[영역 경계 데이터]
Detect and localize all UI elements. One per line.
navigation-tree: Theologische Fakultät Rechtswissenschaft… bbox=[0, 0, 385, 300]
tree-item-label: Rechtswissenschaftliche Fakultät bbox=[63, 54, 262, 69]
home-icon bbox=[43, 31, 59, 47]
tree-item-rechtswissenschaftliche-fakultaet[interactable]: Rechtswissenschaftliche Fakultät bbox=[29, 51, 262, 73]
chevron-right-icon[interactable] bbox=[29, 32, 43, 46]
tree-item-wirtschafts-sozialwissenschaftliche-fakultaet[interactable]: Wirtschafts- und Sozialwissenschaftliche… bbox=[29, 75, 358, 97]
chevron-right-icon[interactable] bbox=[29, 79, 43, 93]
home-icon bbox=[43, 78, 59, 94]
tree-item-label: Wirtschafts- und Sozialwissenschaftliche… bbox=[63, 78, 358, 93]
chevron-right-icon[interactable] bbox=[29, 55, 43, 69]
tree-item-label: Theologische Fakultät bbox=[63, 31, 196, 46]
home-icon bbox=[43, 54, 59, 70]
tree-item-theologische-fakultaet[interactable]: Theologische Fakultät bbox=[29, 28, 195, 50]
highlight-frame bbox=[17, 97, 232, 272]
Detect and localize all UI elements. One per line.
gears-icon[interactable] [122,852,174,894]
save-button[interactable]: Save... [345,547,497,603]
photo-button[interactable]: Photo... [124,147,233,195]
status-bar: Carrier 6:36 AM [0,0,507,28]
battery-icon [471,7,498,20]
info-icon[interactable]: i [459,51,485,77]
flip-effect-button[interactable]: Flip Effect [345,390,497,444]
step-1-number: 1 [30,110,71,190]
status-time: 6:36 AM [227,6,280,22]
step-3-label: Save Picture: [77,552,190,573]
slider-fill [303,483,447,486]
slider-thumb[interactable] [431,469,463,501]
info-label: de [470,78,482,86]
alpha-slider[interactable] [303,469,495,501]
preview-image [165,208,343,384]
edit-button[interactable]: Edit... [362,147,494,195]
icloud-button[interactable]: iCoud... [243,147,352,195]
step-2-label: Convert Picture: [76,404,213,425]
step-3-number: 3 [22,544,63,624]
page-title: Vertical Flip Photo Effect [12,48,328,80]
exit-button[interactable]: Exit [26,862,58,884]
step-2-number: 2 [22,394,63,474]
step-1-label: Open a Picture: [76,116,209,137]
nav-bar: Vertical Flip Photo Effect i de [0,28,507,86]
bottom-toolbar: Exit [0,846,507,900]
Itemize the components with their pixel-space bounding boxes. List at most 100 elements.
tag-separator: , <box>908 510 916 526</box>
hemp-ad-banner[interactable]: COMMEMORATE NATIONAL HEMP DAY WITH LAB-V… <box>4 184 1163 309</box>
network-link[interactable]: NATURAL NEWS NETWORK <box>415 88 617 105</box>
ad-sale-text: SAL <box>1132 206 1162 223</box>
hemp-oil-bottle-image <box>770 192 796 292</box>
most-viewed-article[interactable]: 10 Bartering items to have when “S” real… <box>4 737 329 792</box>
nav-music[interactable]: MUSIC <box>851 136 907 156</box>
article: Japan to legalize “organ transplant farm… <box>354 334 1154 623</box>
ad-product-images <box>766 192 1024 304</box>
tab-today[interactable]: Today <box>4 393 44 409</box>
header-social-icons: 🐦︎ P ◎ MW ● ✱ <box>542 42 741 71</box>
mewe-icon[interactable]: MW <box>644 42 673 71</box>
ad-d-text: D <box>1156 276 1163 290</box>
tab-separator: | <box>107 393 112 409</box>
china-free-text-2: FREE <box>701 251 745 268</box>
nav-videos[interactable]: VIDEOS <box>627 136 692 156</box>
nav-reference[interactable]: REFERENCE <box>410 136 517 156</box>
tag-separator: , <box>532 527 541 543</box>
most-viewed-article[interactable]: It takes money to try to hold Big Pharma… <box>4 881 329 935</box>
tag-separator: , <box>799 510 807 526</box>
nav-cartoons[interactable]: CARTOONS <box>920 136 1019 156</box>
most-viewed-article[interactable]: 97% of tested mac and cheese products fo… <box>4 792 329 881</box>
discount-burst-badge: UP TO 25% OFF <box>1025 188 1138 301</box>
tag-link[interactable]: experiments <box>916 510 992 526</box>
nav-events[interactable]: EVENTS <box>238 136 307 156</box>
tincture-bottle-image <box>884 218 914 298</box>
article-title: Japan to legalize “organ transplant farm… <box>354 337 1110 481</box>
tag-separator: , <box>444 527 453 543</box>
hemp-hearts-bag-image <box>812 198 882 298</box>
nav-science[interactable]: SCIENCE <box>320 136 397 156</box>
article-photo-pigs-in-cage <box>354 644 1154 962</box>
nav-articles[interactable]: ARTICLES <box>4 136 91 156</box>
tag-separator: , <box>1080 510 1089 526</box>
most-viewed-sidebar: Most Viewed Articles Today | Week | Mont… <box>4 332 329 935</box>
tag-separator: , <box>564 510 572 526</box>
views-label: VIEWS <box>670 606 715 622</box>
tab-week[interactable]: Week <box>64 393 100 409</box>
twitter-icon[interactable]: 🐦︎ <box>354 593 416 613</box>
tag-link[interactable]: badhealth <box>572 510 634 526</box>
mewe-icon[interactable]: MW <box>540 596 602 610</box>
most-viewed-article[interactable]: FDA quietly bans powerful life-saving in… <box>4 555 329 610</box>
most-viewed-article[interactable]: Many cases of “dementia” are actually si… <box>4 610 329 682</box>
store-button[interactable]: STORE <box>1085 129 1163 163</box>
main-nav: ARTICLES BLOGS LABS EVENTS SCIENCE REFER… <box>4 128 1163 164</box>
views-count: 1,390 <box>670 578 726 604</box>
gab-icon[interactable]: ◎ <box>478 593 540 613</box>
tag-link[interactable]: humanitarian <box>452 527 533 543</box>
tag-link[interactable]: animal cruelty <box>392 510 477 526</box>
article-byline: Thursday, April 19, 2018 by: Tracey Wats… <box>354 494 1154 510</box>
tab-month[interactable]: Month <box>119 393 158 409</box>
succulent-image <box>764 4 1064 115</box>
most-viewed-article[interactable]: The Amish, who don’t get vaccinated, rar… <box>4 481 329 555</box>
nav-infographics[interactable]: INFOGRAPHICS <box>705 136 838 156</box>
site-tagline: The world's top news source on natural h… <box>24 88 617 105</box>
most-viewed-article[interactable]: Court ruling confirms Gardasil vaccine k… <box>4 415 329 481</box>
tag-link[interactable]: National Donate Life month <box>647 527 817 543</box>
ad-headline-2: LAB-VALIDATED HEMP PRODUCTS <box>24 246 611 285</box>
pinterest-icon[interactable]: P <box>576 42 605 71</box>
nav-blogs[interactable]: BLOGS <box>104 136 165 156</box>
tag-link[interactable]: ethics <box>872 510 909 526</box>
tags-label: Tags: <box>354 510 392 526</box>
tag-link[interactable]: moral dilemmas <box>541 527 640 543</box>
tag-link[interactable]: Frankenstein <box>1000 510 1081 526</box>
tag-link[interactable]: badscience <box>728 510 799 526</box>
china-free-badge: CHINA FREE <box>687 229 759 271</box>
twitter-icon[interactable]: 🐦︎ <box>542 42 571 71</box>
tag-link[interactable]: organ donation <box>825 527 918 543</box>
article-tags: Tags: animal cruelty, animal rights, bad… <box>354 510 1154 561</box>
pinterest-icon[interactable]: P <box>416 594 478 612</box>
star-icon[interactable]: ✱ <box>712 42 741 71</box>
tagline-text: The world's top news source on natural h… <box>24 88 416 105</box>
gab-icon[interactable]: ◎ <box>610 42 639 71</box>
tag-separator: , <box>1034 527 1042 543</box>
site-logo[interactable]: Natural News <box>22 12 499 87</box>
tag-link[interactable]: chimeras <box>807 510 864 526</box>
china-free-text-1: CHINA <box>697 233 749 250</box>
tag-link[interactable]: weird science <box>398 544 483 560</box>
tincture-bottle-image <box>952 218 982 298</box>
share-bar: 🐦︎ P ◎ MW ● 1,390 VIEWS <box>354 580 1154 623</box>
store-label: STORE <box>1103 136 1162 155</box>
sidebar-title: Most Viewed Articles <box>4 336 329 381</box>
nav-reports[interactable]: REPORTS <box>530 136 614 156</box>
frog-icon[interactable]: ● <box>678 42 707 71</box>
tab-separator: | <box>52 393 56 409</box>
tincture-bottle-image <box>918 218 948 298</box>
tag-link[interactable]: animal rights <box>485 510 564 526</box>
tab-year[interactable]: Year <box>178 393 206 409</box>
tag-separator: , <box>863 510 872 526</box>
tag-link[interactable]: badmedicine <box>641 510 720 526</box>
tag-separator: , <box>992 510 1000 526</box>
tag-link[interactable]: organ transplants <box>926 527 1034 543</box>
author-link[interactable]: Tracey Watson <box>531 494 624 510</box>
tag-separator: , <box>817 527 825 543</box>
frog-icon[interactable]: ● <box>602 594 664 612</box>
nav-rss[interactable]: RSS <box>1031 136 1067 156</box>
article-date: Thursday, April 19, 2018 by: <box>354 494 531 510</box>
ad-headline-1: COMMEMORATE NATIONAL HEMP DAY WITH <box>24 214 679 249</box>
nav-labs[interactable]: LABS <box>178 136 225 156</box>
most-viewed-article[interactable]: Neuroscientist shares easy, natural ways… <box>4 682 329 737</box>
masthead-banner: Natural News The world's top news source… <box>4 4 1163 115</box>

> _주어진 문제_
항목의 첫 줄부터 "photo-button[interactable]: Photo... [124,147,233,195]"라는 내용이 들어 있는 줄까지, 그 줄을 포함해 한 글자도 바꾸지 말고 그대로 옮겨 쓰세요.

> _풀이 과정_
Detect and localize all UI elements. One per line.
navigation-tree: Theologische Fakultät Rechtswissenschaft… bbox=[0, 0, 385, 300]
tree-item-label: Rechtswissenschaftliche Fakultät bbox=[63, 54, 262, 69]
home-icon bbox=[43, 31, 59, 47]
tree-item-rechtswissenschaftliche-fakultaet[interactable]: Rechtswissenschaftliche Fakultät bbox=[29, 51, 262, 73]
chevron-right-icon[interactable] bbox=[29, 32, 43, 46]
tree-item-wirtschafts-sozialwissenschaftliche-fakultaet[interactable]: Wirtschafts- und Sozialwissenschaftliche… bbox=[29, 75, 358, 97]
chevron-right-icon[interactable] bbox=[29, 79, 43, 93]
home-icon bbox=[43, 78, 59, 94]
tree-item-label: Wirtschafts- und Sozialwissenschaftliche… bbox=[63, 78, 358, 93]
chevron-right-icon[interactable] bbox=[29, 55, 43, 69]
tree-item-label: Theologische Fakultät bbox=[63, 31, 196, 46]
home-icon bbox=[43, 54, 59, 70]
tree-item-theologische-fakultaet[interactable]: Theologische Fakultät bbox=[29, 28, 195, 50]
highlight-frame bbox=[17, 97, 232, 272]
Detect and localize all UI elements. One per line.
gears-icon[interactable] [122,852,174,894]
save-button[interactable]: Save... [345,547,497,603]
photo-button[interactable]: Photo... [124,147,233,195]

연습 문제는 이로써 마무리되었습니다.